(Records)
..............................

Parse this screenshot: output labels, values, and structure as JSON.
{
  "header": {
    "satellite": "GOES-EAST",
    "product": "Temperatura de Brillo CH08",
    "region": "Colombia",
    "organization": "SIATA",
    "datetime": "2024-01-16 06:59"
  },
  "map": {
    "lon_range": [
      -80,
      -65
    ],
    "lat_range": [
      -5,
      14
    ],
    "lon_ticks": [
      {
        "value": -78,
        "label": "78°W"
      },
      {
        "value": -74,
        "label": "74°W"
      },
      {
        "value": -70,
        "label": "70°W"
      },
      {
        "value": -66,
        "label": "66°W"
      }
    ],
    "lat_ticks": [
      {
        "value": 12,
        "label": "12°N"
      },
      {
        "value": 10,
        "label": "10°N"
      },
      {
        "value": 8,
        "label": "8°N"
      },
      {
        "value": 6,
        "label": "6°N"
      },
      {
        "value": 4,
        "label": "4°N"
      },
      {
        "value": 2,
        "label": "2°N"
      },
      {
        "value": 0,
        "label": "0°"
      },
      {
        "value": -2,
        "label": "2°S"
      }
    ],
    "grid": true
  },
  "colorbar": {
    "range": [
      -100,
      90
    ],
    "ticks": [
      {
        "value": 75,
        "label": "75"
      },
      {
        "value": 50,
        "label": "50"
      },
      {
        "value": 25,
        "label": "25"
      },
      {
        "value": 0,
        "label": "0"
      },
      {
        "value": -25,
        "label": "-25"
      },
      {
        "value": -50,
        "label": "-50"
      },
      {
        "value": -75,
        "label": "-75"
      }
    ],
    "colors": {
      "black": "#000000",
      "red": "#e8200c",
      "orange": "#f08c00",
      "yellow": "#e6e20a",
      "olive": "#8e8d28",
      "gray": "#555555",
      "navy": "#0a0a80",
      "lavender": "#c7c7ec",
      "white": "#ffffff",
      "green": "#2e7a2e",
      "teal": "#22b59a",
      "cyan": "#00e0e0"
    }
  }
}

..............................

Take the listing above and set it down exactly.

Parse this screenshot: output labels, values, and structure as JSON.
{
  "header": {
    "satellite": "GOES-EAST",
    "product": "Temperatura de Brillo CH08",
    "region": "Colombia",
    "organization": "SIATA",
    "datetime": "2024-01-16 06:59"
  },
  "map": {
    "lon_range": [
      -80,
      -65
    ],
    "lat_range": [
      -5,
      14
    ],
    "lon_ticks": [
      {
        "value": -78,
        "label": "78°W"
      },
      {
        "value": -74,
        "label": "74°W"
      },
      {
        "value": -70,
        "label": "70°W"
      },
      {
        "value": -66,
        "label": "66°W"
      }
    ],
    "lat_ticks": [
      {
        "value": 12,
        "label": "12°N"
      },
      {
        "value": 10,
        "label": "10°N"
      },
      {
        "value": 8,
        "label": "8°N"
      },
      {
        "value": 6,
        "label": "6°N"
      },
      {
        "value": 4,
        "label": "4°N"
      },
      {
        "value": 2,
        "label": "2°N"
      },
      {
        "value": 0,
        "label": "0°"
      },
      {
        "value": -2,
        "label": "2°S"
      }
    ],
    "grid": true
  },
  "colorbar": {
    "range": [
      -100,
      90
    ],
    "ticks": [
      {
        "value": 75,
        "label": "75"
      },
      {
        "value": 50,
        "label": "50"
      },
      {
        "value": 25,
        "label": "25"
      },
      {
        "value": 0,
        "label": "0"
      },
      {
        "value": -25,
        "label": "-25"
      },
      {
        "value": -50,
        "label": "-50"
      },
      {
        "value": -75,
        "label": "-75"
      }
    ],
    "colors": {
      "black": "#000000",
      "red": "#e8200c",
      "orange": "#f08c00",
      "yellow": "#e6e20a",
      "olive": "#8e8d28",
      "gray": "#555555",
      "navy": "#0a0a80",
      "lavender": "#c7c7ec",
      "white": "#ffffff",
      "green": "#2e7a2e",
      "teal": "#22b59a",
      "cyan": "#00e0e0"
    }
  }
}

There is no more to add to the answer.